AUFGABE. Tausche im gegebenen Text den Abschnitt zwischen „Der Ursprung des“ und „Objekten zu sehen.“ einschließlich, wobei „Filmkameras“ durch „Videokameras“ ersetzt wird, und gib ihn wieder.

GEGEBENER TEXT.
<<<<

11|11|07: Der Höhlenmensch

Universum Magazin, November 2011

Der Höhlenmensch

Werner Herzog dringt mit seinem jüngsten Film zu den Ursprüngen der Kultur vor . Er findet sie in einer Höhle in Südfrankreich, in der sich malende Menschen vor 33.000 Jahren verewigt haben.

Der Ursprung des Bildes liegt im Dunklen. Das ist keine Metapher, sondern die Beschreibung des optischen Vorgangs: Das Licht eines reflektierenden oder selbst leuchtenden Objekts dringt durch ein kleines Loch in einen dunklen Raum und wirft das Bild dieses Objekts auf die Rückseite des Raumes – das Prinzip der Camera obscura, auf dem alle analogen Fotoapparate und Filmkameras basieren. Entwicklungsgeschichtlich markiert dieses Prinzip den Übergang zur Wahrnehmung von Bildern, wenn auch in sehr vereinfachter Form: Während Seesterne und Quallen mit ihren sogenannten Flachaugen nur Kontraste unterscheiden können, ist es Kopffüßlern wie den Perlbooten mit ihren Lochaugen möglich, tatsächlich Bilder von Objekten zu sehen.


Der Filmemacher Werner Herzog begibt sich in seinem jüngsten Film „Die Höhle der vergessenen Träume“ in eine Camera obscura, also ein „dunkles Gewölbe“, wie es im Italienischen wörtlich heißt. In der Chauvet-Höhle im Süden Frankreichs dokumentiert Herzog Bilder, die Menschen vor rund 33.000 Jahren gemalt haben. Diese Bilder haben Jahrtausende später nichts von ihrer materiellen Strahlkraft und metaphysischen Faszination verloren. Sie berichten von einem entscheidenden Moment der Geschichte: Der Mensch macht sich die Welt, indem er sich ein Bild von ihr macht. Durch die Bilder trennt dieser malende Mensch die Zeit von seiner eigenen Existenz. Statt nur im Augenblick zu leben, stattet er sich selber mit dem Bezugssystem des Zeitverlaufs von Vergangenheit, Gegenwart und Zukunft aus – ein Akt der Bevollmächtigung seiner selbst als Wesen jenseits der Natur, also der entscheidende Schritt zur Kultur.

>>>>

DATENABSCHNITT.
<<<<

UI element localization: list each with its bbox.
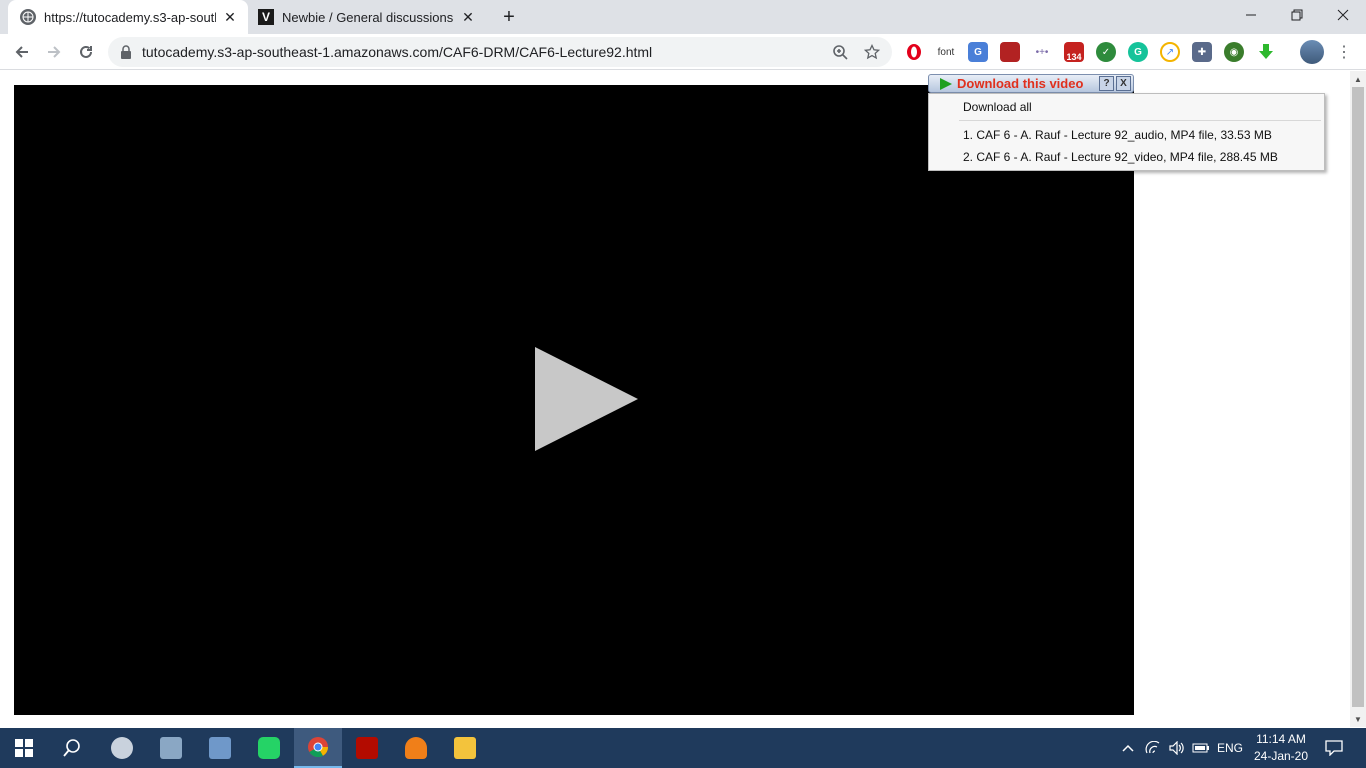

>>>>

LÖSUNG.
Der Ursprung des Bildes liegt im Dunklen. Das ist keine Metapher, sondern die Beschreibung des optischen Vorgangs: Das Licht eines reflektierenden oder selbst leuchtenden Objekts dringt durch ein kleines Loch in einen dunklen Raum und wirft das Bild dieses Objekts auf die Rückseite des Raumes – das Prinzip der Camera obscura, auf dem alle analogen Fotoapparate und Videokameras basieren. Entwicklungsgeschichtlich markiert dieses Prinzip den Übergang zur Wahrnehmung von Bildern, wenn auch in sehr vereinfachter Form: Während Seesterne und Quallen mit ihren sogenannten Flachaugen nur Kontraste unterscheiden können, ist es Kopffüßlern wie den Perlbooten mit ihren Lochaugen möglich, tatsächlich Bilder von Objekten zu sehen.